:: What the task requires ::
Would you pull out every line of the material that contains the string "Zentrale"?

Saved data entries
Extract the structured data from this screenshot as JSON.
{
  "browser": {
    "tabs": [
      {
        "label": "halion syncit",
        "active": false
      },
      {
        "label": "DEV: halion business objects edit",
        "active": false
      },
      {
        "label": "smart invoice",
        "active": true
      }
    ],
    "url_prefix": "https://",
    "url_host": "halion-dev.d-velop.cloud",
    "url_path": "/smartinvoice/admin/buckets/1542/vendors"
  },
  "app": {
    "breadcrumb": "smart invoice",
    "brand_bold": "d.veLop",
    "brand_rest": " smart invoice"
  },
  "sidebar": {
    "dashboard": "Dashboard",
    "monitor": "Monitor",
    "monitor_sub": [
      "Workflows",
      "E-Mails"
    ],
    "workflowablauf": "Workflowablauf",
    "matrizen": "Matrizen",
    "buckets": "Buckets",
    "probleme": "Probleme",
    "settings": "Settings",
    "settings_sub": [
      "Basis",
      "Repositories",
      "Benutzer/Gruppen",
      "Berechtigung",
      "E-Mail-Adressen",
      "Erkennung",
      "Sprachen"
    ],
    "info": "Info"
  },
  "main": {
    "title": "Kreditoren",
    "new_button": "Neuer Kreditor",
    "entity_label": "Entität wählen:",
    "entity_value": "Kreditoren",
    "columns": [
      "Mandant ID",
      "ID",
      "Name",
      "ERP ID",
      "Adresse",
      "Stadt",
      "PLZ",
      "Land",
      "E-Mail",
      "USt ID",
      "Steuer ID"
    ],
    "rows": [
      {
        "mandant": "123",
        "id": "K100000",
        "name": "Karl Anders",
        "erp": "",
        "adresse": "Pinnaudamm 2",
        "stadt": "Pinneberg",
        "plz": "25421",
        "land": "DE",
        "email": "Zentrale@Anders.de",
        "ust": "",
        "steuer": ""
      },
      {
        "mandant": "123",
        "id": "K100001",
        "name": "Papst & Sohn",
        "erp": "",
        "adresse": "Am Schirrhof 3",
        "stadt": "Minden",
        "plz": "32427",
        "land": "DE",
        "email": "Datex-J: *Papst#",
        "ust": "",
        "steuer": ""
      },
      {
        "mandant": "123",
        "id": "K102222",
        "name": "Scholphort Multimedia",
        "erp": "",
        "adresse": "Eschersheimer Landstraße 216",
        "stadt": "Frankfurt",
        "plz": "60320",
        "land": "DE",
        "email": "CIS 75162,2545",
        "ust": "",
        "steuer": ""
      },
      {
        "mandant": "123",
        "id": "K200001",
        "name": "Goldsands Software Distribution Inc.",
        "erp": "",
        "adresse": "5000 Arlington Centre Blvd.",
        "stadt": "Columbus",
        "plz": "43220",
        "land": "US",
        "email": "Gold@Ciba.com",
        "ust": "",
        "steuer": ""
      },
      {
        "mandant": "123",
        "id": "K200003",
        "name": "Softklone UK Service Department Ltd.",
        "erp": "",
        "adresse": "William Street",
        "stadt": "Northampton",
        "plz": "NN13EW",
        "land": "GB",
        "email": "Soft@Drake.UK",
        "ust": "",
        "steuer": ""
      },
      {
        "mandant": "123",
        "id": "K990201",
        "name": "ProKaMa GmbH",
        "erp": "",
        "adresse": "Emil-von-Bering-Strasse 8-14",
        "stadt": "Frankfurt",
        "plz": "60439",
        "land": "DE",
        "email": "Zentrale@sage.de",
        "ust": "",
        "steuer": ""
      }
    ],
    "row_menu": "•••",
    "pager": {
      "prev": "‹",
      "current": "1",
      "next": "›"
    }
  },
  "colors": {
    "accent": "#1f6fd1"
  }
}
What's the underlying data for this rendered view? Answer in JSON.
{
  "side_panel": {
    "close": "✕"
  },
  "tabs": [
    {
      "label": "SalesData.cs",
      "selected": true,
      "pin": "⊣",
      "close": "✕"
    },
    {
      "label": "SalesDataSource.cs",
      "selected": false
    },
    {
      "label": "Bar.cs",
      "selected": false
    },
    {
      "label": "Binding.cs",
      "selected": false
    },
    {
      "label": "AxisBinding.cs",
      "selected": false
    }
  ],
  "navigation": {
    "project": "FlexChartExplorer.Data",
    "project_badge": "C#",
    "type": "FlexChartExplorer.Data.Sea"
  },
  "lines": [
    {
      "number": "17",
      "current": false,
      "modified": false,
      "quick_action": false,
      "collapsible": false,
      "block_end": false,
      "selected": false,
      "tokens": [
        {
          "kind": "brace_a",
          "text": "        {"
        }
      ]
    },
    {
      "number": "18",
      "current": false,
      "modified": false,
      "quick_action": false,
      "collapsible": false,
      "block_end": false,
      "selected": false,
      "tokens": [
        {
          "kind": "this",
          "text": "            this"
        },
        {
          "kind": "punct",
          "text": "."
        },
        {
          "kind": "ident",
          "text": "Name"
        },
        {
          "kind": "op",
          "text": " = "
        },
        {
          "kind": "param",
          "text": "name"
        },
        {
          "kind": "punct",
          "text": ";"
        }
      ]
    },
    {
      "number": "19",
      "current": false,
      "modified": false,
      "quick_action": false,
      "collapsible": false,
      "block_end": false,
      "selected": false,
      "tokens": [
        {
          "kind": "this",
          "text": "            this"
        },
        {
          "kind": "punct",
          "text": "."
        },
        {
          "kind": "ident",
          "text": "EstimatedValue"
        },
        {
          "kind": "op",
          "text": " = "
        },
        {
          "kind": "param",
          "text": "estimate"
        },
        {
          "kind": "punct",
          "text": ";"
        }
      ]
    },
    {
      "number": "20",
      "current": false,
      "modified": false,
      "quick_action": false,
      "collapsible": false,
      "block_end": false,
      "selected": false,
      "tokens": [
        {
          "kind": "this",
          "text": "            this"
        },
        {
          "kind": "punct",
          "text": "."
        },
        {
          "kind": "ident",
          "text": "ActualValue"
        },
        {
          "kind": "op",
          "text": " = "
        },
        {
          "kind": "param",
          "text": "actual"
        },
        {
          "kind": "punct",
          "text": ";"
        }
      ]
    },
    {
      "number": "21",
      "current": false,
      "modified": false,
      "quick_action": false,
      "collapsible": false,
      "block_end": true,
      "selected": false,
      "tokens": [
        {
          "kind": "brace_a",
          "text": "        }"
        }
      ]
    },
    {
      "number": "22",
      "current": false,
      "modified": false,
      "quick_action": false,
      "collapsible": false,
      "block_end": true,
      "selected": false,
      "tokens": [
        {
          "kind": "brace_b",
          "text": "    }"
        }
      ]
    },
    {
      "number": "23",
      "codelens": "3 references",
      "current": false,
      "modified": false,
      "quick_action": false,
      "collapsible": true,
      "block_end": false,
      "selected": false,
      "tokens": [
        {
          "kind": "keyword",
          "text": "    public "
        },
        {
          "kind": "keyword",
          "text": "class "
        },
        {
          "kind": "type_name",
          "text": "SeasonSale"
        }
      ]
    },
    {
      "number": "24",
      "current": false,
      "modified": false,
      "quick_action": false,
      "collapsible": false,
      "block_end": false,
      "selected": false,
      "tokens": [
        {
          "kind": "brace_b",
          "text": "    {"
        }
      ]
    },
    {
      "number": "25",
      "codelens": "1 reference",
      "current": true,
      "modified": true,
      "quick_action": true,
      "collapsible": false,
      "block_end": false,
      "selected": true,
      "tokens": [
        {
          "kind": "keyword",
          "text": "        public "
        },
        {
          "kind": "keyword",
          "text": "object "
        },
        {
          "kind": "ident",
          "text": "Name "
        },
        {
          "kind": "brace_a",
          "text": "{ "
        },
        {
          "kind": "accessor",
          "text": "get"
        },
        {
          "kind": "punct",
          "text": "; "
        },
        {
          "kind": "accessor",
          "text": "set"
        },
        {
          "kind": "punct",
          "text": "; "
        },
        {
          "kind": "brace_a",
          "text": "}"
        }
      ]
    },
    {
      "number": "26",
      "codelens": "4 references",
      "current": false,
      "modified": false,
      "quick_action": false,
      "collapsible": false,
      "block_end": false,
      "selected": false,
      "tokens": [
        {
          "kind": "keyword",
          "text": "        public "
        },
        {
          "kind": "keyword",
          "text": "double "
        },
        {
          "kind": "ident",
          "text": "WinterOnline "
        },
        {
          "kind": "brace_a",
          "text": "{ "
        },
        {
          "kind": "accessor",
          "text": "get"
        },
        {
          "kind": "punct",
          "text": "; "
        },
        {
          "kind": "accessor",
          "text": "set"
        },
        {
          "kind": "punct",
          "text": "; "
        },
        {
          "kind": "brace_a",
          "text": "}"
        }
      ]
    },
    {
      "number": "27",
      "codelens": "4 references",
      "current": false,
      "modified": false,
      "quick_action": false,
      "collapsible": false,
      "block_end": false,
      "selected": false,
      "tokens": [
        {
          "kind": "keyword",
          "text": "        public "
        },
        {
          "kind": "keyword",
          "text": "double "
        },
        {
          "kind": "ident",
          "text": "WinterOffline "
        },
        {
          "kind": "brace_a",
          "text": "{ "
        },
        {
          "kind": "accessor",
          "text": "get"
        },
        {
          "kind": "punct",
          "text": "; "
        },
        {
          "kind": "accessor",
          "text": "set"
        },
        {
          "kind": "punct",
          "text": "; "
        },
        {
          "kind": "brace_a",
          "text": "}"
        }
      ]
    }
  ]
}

:: Final result ::
        "email": "Zentrale@Anders.de",
        "email": "Zentrale@sage.de",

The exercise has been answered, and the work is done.